[Recorded data]
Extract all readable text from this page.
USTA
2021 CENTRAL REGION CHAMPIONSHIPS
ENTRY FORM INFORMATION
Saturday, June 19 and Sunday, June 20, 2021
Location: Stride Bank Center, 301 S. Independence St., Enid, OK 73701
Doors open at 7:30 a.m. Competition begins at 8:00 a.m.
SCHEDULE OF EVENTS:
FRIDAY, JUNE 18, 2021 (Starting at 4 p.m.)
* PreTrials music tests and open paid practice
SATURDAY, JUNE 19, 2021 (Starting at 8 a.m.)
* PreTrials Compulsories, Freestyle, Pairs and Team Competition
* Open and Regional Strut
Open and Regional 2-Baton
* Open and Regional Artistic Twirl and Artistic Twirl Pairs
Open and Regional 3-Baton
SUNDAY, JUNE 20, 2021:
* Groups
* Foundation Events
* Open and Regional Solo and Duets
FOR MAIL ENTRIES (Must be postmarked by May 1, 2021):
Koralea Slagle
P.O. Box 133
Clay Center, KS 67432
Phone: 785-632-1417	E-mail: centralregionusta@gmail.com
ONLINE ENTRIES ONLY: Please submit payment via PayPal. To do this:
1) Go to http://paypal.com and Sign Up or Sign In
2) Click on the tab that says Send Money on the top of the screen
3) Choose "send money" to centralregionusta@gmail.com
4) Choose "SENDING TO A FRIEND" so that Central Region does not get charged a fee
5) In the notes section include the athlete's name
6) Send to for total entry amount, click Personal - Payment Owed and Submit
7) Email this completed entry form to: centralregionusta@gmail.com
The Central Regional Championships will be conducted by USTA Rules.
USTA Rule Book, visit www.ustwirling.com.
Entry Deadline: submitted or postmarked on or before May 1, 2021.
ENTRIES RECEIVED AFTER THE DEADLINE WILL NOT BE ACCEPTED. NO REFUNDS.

* [Aim]
Give the count of lines in the listing above that include "Pairs", with no other words.

* [Correct answer]
2